ENTRIES SHOWN START

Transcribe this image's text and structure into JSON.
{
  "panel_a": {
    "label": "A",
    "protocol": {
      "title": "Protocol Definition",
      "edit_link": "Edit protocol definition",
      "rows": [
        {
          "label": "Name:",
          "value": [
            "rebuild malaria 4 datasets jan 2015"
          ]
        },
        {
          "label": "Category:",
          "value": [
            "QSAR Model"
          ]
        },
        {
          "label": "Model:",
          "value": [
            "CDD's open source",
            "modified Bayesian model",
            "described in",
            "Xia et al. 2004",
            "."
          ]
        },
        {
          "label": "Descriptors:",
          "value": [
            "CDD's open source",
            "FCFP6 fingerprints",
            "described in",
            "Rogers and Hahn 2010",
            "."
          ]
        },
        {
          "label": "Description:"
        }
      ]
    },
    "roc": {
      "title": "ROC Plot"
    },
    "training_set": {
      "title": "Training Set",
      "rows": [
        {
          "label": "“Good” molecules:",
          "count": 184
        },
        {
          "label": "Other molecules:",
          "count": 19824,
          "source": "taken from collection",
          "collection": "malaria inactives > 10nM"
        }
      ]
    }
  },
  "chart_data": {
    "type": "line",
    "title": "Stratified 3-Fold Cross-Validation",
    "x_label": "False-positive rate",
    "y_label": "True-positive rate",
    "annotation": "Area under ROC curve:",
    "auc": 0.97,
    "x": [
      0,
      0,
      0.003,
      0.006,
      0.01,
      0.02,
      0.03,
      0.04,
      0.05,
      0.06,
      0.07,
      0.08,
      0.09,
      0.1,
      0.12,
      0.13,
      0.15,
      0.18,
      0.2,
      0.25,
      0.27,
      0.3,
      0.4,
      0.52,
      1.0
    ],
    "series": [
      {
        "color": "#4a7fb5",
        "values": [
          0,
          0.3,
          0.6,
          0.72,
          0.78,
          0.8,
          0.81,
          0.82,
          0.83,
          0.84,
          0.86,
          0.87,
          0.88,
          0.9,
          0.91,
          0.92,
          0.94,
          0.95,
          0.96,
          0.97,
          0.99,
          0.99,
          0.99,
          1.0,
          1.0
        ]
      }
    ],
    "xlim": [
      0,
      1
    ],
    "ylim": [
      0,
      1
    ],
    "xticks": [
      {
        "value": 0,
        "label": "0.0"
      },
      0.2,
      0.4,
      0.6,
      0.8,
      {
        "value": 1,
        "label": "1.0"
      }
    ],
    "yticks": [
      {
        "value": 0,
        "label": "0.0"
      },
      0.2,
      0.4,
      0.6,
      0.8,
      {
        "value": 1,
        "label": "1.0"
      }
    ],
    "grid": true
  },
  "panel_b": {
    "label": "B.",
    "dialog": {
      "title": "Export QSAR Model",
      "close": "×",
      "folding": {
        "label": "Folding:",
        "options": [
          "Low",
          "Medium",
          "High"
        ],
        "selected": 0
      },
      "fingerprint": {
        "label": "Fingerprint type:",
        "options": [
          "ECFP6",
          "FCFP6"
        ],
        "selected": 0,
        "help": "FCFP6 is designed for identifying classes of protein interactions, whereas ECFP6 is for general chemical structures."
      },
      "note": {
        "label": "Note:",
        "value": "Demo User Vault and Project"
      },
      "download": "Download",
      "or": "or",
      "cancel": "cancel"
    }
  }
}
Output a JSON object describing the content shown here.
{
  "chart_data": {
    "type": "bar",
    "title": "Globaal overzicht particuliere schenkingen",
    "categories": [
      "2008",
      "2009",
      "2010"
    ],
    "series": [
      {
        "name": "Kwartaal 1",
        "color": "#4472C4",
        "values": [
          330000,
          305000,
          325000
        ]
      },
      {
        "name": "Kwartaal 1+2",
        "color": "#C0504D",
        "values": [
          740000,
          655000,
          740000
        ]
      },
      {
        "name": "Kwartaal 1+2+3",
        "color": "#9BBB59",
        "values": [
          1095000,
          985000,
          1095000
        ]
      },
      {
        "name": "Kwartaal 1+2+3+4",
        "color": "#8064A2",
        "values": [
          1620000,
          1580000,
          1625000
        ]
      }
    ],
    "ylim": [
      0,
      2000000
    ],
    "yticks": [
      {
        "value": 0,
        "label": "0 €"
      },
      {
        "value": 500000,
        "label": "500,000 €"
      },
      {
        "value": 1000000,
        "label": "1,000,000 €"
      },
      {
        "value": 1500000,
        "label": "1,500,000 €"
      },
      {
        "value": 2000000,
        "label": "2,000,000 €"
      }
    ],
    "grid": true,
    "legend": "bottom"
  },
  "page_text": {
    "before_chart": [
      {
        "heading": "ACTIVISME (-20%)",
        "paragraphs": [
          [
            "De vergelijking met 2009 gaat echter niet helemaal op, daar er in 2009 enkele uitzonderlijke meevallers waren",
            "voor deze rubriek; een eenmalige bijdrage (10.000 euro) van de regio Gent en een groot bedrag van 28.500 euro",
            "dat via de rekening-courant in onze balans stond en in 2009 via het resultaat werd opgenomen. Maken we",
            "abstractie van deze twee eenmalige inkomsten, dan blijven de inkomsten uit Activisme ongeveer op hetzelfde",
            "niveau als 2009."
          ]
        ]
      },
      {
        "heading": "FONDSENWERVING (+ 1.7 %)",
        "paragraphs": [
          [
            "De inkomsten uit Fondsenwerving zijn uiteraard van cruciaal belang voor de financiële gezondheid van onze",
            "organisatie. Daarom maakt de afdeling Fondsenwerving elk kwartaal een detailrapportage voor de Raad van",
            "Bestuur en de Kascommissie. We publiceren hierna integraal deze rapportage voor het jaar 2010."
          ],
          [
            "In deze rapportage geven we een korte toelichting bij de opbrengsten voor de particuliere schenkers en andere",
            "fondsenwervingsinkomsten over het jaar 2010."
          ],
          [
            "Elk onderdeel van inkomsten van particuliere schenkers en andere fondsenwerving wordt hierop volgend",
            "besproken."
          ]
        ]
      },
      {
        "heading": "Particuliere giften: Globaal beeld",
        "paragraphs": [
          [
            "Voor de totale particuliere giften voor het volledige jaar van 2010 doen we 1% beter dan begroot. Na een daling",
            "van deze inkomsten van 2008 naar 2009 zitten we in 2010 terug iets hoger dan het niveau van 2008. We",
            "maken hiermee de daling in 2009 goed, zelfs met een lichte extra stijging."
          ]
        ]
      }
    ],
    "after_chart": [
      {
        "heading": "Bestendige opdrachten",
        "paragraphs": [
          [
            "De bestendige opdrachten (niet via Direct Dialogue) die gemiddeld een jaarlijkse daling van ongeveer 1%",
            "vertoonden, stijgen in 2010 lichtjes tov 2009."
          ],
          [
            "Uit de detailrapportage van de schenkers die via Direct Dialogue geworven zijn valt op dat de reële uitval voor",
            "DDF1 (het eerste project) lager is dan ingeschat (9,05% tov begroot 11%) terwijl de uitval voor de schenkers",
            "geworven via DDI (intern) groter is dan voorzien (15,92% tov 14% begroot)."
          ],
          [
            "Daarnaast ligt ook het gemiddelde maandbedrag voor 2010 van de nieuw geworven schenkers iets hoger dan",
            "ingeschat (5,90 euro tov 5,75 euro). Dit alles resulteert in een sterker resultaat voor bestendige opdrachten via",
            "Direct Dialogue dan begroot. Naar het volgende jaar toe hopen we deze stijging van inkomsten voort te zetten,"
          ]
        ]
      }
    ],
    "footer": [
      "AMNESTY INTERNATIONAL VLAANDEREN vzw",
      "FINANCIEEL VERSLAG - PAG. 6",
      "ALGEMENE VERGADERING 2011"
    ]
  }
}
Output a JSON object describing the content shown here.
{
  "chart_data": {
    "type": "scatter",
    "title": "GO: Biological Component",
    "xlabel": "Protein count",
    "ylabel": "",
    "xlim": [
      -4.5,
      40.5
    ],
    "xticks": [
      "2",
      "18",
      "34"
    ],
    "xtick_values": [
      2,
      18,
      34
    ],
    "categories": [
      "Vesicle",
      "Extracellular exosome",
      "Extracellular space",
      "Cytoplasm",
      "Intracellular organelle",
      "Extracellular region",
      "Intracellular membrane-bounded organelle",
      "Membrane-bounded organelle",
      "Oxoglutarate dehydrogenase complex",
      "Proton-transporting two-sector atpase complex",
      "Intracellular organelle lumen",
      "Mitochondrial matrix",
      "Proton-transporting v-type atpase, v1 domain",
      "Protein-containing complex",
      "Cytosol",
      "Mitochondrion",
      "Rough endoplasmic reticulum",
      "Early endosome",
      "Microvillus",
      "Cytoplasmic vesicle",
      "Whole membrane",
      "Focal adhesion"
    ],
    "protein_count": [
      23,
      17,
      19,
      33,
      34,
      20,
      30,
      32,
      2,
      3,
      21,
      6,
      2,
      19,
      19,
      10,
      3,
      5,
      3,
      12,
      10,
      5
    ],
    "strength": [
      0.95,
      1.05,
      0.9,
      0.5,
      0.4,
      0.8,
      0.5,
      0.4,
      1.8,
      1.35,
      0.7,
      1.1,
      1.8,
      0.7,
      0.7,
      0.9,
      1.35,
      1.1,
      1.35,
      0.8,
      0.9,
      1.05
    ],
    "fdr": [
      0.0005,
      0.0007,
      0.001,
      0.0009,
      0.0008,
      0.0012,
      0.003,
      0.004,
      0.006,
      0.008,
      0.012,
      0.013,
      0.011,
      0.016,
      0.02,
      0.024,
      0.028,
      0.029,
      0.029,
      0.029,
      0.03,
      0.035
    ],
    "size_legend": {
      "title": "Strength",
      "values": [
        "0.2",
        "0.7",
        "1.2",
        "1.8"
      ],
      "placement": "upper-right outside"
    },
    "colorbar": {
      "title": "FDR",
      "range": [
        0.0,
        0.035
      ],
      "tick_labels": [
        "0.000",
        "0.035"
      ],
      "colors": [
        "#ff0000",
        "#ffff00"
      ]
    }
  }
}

ENTRIES SHOWN END

Search the entries above for "schenkers". Return every line that has it.

            "In deze rapportage geven we een korte toelichting bij de opbrengsten voor de particuliere schenkers en andere",
            "Elk onderdeel van inkomsten van particuliere schenkers en andere fondsenwerving wordt hierop volgend",
            "Uit de detailrapportage van de schenkers die via Direct Dialogue geworven zijn valt op dat de reële uitval voor",
            "DDF1 (het eerste project) lager is dan ingeschat (9,05% tov begroot 11%) terwijl de uitval voor de schenkers",
            "Daarnaast ligt ook het gemiddelde maandbedrag voor 2010 van de nieuw geworven schenkers iets hoger dan",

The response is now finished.